- [Description of the task]
Please restate the following records word for word.

- [Dataset]
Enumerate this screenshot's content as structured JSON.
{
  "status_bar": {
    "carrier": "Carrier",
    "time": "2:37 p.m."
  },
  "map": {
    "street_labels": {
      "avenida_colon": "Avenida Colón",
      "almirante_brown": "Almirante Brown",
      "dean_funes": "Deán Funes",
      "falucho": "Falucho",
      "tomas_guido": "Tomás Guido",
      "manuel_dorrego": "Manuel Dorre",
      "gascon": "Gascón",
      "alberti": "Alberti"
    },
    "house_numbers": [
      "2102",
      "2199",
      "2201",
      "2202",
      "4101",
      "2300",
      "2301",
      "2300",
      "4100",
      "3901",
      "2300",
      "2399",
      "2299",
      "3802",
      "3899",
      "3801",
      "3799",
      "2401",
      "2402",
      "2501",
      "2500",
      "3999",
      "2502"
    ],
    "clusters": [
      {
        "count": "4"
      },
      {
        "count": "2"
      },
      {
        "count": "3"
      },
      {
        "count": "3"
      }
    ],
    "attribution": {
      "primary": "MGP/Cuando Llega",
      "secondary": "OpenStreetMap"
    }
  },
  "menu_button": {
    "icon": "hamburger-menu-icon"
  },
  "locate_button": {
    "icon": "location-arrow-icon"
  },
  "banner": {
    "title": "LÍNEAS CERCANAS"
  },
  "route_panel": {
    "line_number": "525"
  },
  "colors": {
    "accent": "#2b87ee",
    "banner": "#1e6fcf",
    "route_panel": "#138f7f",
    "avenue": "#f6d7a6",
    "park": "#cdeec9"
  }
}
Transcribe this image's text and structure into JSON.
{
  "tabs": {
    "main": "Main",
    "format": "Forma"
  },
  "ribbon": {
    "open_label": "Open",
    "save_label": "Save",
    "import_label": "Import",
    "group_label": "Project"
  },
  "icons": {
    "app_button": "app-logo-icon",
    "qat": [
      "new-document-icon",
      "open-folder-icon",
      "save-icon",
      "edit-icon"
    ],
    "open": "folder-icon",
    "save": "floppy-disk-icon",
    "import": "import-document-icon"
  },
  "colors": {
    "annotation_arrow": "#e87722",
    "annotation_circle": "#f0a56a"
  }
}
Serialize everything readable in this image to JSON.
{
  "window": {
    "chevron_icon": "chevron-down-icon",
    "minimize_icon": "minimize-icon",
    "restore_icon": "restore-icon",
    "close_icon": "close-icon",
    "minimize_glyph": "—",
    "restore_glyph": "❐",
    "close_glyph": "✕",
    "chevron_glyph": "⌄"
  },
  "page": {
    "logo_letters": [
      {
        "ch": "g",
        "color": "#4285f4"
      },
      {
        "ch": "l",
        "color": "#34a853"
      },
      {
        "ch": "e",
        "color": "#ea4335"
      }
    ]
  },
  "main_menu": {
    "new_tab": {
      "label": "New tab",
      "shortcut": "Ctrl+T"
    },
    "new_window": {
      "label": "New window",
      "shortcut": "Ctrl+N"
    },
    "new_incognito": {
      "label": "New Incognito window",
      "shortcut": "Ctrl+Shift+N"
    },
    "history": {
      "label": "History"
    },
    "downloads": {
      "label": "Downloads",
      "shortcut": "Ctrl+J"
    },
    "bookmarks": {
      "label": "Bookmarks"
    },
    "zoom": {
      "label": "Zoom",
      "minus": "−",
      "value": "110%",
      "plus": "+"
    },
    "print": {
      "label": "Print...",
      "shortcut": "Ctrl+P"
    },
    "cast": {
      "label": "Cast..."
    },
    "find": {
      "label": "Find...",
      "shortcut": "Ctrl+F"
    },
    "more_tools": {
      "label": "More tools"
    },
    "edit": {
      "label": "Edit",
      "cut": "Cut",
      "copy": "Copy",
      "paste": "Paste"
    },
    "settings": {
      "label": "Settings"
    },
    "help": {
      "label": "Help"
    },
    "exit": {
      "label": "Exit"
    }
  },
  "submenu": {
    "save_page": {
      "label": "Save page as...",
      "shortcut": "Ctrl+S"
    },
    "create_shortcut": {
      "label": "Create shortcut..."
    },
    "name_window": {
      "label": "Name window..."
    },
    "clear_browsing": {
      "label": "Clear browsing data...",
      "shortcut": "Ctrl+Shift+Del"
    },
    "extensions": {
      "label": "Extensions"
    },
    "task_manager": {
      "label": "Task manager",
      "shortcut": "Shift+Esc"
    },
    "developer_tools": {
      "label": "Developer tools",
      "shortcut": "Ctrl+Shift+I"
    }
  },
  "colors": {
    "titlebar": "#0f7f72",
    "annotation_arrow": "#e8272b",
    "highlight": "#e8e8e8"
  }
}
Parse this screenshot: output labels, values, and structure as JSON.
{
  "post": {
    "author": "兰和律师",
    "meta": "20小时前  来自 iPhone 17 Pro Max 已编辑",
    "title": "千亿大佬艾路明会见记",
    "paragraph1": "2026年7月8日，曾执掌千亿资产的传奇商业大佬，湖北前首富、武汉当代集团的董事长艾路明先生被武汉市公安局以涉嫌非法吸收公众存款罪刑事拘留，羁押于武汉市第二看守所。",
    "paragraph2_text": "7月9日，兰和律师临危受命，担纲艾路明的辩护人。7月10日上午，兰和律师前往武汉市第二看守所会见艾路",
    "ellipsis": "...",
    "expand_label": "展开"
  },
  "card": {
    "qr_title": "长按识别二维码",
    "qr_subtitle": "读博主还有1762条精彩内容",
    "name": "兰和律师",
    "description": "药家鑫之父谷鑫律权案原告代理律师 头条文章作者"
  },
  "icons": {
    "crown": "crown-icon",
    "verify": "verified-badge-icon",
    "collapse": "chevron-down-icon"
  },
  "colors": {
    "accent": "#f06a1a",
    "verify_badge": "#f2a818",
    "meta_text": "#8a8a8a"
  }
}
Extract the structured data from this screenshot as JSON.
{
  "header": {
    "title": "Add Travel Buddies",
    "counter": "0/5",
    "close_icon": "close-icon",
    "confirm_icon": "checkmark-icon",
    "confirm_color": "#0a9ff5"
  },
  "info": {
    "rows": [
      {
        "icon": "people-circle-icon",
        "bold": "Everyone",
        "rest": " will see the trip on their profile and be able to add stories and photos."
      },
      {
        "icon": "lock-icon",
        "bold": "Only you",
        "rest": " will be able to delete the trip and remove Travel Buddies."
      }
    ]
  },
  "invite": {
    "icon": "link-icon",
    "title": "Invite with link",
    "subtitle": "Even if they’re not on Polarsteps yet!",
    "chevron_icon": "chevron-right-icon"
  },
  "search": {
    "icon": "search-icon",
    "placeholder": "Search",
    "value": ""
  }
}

- [Exercise output]
Enumerate this screenshot's content as structured JSON.
{
  "status_bar": {
    "carrier": "Carrier",
    "time": "2:37 p.m."
  },
  "map": {
    "street_labels": {
      "avenida_colon": "Avenida Colón",
      "almirante_brown": "Almirante Brown",
      "dean_funes": "Deán Funes",
      "falucho": "Falucho",
      "tomas_guido": "Tomás Guido",
      "manuel_dorrego": "Manuel Dorre",
      "gascon": "Gascón",
      "alberti": "Alberti"
    },
    "house_numbers": [
      "2102",
      "2199",
      "2201",
      "2202",
      "4101",
      "2300",
      "2301",
      "2300",
      "4100",
      "3901",
      "2300",
      "2399",
      "2299",
      "3802",
      "3899",
      "3801",
      "3799",
      "2401",
      "2402",
      "2501",
      "2500",
      "3999",
      "2502"
    ],
    "clusters": [
      {
        "count": "4"
      },
      {
        "count": "2"
      },
      {
        "count": "3"
      },
      {
        "count": "3"
      }
    ],
    "attribution": {
      "primary": "MGP/Cuando Llega",
      "secondary": "OpenStreetMap"
    }
  },
  "menu_button": {
    "icon": "hamburger-menu-icon"
  },
  "locate_button": {
    "icon": "location-arrow-icon"
  },
  "banner": {
    "title": "LÍNEAS CERCANAS"
  },
  "route_panel": {
    "line_number": "525"
  },
  "colors": {
    "accent": "#2b87ee",
    "banner": "#1e6fcf",
    "route_panel": "#138f7f",
    "avenue": "#f6d7a6",
    "park": "#cdeec9"
  }
}
Transcribe this image's text and structure into JSON.
{
  "tabs": {
    "main": "Main",
    "format": "Forma"
  },
  "ribbon": {
    "open_label": "Open",
    "save_label": "Save",
    "import_label": "Import",
    "group_label": "Project"
  },
  "icons": {
    "app_button": "app-logo-icon",
    "qat": [
      "new-document-icon",
      "open-folder-icon",
      "save-icon",
      "edit-icon"
    ],
    "open": "folder-icon",
    "save": "floppy-disk-icon",
    "import": "import-document-icon"
  },
  "colors": {
    "annotation_arrow": "#e87722",
    "annotation_circle": "#f0a56a"
  }
}
Serialize everything readable in this image to JSON.
{
  "window": {
    "chevron_icon": "chevron-down-icon",
    "minimize_icon": "minimize-icon",
    "restore_icon": "restore-icon",
    "close_icon": "close-icon",
    "minimize_glyph": "—",
    "restore_glyph": "❐",
    "close_glyph": "✕",
    "chevron_glyph": "⌄"
  },
  "page": {
    "logo_letters": [
      {
        "ch": "g",
        "color": "#4285f4"
      },
      {
        "ch": "l",
        "color": "#34a853"
      },
      {
        "ch": "e",
        "color": "#ea4335"
      }
    ]
  },
  "main_menu": {
    "new_tab": {
      "label": "New tab",
      "shortcut": "Ctrl+T"
    },
    "new_window": {
      "label": "New window",
      "shortcut": "Ctrl+N"
    },
    "new_incognito": {
      "label": "New Incognito window",
      "shortcut": "Ctrl+Shift+N"
    },
    "history": {
      "label": "History"
    },
    "downloads": {
      "label": "Downloads",
      "shortcut": "Ctrl+J"
    },
    "bookmarks": {
      "label": "Bookmarks"
    },
    "zoom": {
      "label": "Zoom",
      "minus": "−",
      "value": "110%",
      "plus": "+"
    },
    "print": {
      "label": "Print...",
      "shortcut": "Ctrl+P"
    },
    "cast": {
      "label": "Cast..."
    },
    "find": {
      "label": "Find...",
      "shortcut": "Ctrl+F"
    },
    "more_tools": {
      "label": "More tools"
    },
    "edit": {
      "label": "Edit",
      "cut": "Cut",
      "copy": "Copy",
      "paste": "Paste"
    },
    "settings": {
      "label": "Settings"
    },
    "help": {
      "label": "Help"
    },
    "exit": {
      "label": "Exit"
    }
  },
  "submenu": {
    "save_page": {
      "label": "Save page as...",
      "shortcut": "Ctrl+S"
    },
    "create_shortcut": {
      "label": "Create shortcut..."
    },
    "name_window": {
      "label": "Name window..."
    },
    "clear_browsing": {
      "label": "Clear browsing data...",
      "shortcut": "Ctrl+Shift+Del"
    },
    "extensions": {
      "label": "Extensions"
    },
    "task_manager": {
      "label": "Task manager",
      "shortcut": "Shift+Esc"
    },
    "developer_tools": {
      "label": "Developer tools",
      "shortcut": "Ctrl+Shift+I"
    }
  },
  "colors": {
    "titlebar": "#0f7f72",
    "annotation_arrow": "#e8272b",
    "highlight": "#e8e8e8"
  }
}
Parse this screenshot: output labels, values, and structure as JSON.
{
  "post": {
    "author": "兰和律师",
    "meta": "20小时前  来自 iPhone 17 Pro Max 已编辑",
    "title": "千亿大佬艾路明会见记",
    "paragraph1": "2026年7月8日，曾执掌千亿资产的传奇商业大佬，湖北前首富、武汉当代集团的董事长艾路明先生被武汉市公安局以涉嫌非法吸收公众存款罪刑事拘留，羁押于武汉市第二看守所。",
    "paragraph2_text": "7月9日，兰和律师临危受命，担纲艾路明的辩护人。7月10日上午，兰和律师前往武汉市第二看守所会见艾路",
    "ellipsis": "...",
    "expand_label": "展开"
  },
  "card": {
    "qr_title": "长按识别二维码",
    "qr_subtitle": "读博主还有1762条精彩内容",
    "name": "兰和律师",
    "description": "药家鑫之父谷鑫律权案原告代理律师 头条文章作者"
  },
  "icons": {
    "crown": "crown-icon",
    "verify": "verified-badge-icon",
    "collapse": "chevron-down-icon"
  },
  "colors": {
    "accent": "#f06a1a",
    "verify_badge": "#f2a818",
    "meta_text": "#8a8a8a"
  }
}
Extract the structured data from this screenshot as JSON.
{
  "header": {
    "title": "Add Travel Buddies",
    "counter": "0/5",
    "close_icon": "close-icon",
    "confirm_icon": "checkmark-icon",
    "confirm_color": "#0a9ff5"
  },
  "info": {
    "rows": [
      {
        "icon": "people-circle-icon",
        "bold": "Everyone",
        "rest": " will see the trip on their profile and be able to add stories and photos."
      },
      {
        "icon": "lock-icon",
        "bold": "Only you",
        "rest": " will be able to delete the trip and remove Travel Buddies."
      }
    ]
  },
  "invite": {
    "icon": "link-icon",
    "title": "Invite with link",
    "subtitle": "Even if they’re not on Polarsteps yet!",
    "chevron_icon": "chevron-right-icon"
  },
  "search": {
    "icon": "search-icon",
    "placeholder": "Search",
    "value": ""
  }
}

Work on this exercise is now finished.